What is needed: Reproduce every record below exactly as it appears.
— START Dataset entries —
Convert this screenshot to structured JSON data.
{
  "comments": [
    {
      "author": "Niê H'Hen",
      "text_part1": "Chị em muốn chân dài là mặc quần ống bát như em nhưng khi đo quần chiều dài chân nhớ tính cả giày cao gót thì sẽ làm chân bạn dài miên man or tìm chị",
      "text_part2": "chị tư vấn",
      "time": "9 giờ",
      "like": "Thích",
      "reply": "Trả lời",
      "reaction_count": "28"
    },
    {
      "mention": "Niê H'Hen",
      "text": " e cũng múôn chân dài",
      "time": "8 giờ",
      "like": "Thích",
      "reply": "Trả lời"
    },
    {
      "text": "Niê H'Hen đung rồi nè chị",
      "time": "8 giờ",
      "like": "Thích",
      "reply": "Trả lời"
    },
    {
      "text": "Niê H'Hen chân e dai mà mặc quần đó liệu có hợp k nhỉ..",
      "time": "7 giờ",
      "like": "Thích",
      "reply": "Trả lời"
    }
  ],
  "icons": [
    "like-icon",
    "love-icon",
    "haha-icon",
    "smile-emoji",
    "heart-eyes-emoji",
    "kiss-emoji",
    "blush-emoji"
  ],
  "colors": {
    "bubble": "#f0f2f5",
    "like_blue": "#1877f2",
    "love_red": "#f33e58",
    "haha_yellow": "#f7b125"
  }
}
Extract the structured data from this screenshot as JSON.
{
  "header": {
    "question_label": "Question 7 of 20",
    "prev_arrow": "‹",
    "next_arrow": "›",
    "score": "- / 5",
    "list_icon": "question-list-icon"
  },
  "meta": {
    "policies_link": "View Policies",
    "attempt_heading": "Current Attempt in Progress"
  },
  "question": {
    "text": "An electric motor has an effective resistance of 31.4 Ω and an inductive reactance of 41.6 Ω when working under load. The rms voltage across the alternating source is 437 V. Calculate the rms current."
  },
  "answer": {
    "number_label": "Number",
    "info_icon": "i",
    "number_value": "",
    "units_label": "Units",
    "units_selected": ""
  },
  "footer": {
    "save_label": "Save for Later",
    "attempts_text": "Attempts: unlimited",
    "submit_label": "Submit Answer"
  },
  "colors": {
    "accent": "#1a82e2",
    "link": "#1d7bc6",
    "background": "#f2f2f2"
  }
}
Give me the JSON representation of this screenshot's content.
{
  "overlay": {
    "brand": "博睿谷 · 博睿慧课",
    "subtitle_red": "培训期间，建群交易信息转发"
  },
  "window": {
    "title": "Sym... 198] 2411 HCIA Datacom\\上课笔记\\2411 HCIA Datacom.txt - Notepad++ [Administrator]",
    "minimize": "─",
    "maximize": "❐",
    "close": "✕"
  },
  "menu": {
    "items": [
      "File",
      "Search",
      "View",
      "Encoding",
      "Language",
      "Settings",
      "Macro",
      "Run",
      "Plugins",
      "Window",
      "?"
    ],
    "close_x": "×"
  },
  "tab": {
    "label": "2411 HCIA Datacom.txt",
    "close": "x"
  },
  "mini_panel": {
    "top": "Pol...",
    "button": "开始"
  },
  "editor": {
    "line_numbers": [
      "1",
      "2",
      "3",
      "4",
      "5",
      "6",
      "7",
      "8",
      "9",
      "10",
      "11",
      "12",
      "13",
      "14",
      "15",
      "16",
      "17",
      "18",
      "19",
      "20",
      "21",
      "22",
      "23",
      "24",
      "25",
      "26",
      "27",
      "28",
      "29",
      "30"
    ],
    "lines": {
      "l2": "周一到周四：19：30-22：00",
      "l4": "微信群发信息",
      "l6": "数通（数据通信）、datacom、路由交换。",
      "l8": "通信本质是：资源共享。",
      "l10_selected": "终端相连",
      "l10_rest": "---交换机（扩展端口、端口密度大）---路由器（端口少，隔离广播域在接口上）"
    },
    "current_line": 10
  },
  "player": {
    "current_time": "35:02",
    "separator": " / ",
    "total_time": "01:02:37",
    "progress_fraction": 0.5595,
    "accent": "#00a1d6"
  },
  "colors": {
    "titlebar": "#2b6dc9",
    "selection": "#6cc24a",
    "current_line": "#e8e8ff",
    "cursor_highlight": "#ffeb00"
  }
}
— END Dataset entries —
Written solution:
Convert this screenshot to structured JSON data.
{
  "comments": [
    {
      "author": "Niê H'Hen",
      "text_part1": "Chị em muốn chân dài là mặc quần ống bát như em nhưng khi đo quần chiều dài chân nhớ tính cả giày cao gót thì sẽ làm chân bạn dài miên man or tìm chị",
      "text_part2": "chị tư vấn",
      "time": "9 giờ",
      "like": "Thích",
      "reply": "Trả lời",
      "reaction_count": "28"
    },
    {
      "mention": "Niê H'Hen",
      "text": " e cũng múôn chân dài",
      "time": "8 giờ",
      "like": "Thích",
      "reply": "Trả lời"
    },
    {
      "text": "Niê H'Hen đung rồi nè chị",
      "time": "8 giờ",
      "like": "Thích",
      "reply": "Trả lời"
    },
    {
      "text": "Niê H'Hen chân e dai mà mặc quần đó liệu có hợp k nhỉ..",
      "time": "7 giờ",
      "like": "Thích",
      "reply": "Trả lời"
    }
  ],
  "icons": [
    "like-icon",
    "love-icon",
    "haha-icon",
    "smile-emoji",
    "heart-eyes-emoji",
    "kiss-emoji",
    "blush-emoji"
  ],
  "colors": {
    "bubble": "#f0f2f5",
    "like_blue": "#1877f2",
    "love_red": "#f33e58",
    "haha_yellow": "#f7b125"
  }
}
Extract the structured data from this screenshot as JSON.
{
  "header": {
    "question_label": "Question 7 of 20",
    "prev_arrow": "‹",
    "next_arrow": "›",
    "score": "- / 5",
    "list_icon": "question-list-icon"
  },
  "meta": {
    "policies_link": "View Policies",
    "attempt_heading": "Current Attempt in Progress"
  },
  "question": {
    "text": "An electric motor has an effective resistance of 31.4 Ω and an inductive reactance of 41.6 Ω when working under load. The rms voltage across the alternating source is 437 V. Calculate the rms current."
  },
  "answer": {
    "number_label": "Number",
    "info_icon": "i",
    "number_value": "",
    "units_label": "Units",
    "units_selected": ""
  },
  "footer": {
    "save_label": "Save for Later",
    "attempts_text": "Attempts: unlimited",
    "submit_label": "Submit Answer"
  },
  "colors": {
    "accent": "#1a82e2",
    "link": "#1d7bc6",
    "background": "#f2f2f2"
  }
}
Give me the JSON representation of this screenshot's content.
{
  "overlay": {
    "brand": "博睿谷 · 博睿慧课",
    "subtitle_red": "培训期间，建群交易信息转发"
  },
  "window": {
    "title": "Sym... 198] 2411 HCIA Datacom\\上课笔记\\2411 HCIA Datacom.txt - Notepad++ [Administrator]",
    "minimize": "─",
    "maximize": "❐",
    "close": "✕"
  },
  "menu": {
    "items": [
      "File",
      "Search",
      "View",
      "Encoding",
      "Language",
      "Settings",
      "Macro",
      "Run",
      "Plugins",
      "Window",
      "?"
    ],
    "close_x": "×"
  },
  "tab": {
    "label": "2411 HCIA Datacom.txt",
    "close": "x"
  },
  "mini_panel": {
    "top": "Pol...",
    "button": "开始"
  },
  "editor": {
    "line_numbers": [
      "1",
      "2",
      "3",
      "4",
      "5",
      "6",
      "7",
      "8",
      "9",
      "10",
      "11",
      "12",
      "13",
      "14",
      "15",
      "16",
      "17",
      "18",
      "19",
      "20",
      "21",
      "22",
      "23",
      "24",
      "25",
      "26",
      "27",
      "28",
      "29",
      "30"
    ],
    "lines": {
      "l2": "周一到周四：19：30-22：00",
      "l4": "微信群发信息",
      "l6": "数通（数据通信）、datacom、路由交换。",
      "l8": "通信本质是：资源共享。",
      "l10_selected": "终端相连",
      "l10_rest": "---交换机（扩展端口、端口密度大）---路由器（端口少，隔离广播域在接口上）"
    },
    "current_line": 10
  },
  "player": {
    "current_time": "35:02",
    "separator": " / ",
    "total_time": "01:02:37",
    "progress_fraction": 0.5595,
    "accent": "#00a1d6"
  },
  "colors": {
    "titlebar": "#2b6dc9",
    "selection": "#6cc24a",
    "current_line": "#e8e8ff",
    "cursor_highlight": "#ffeb00"
  }
}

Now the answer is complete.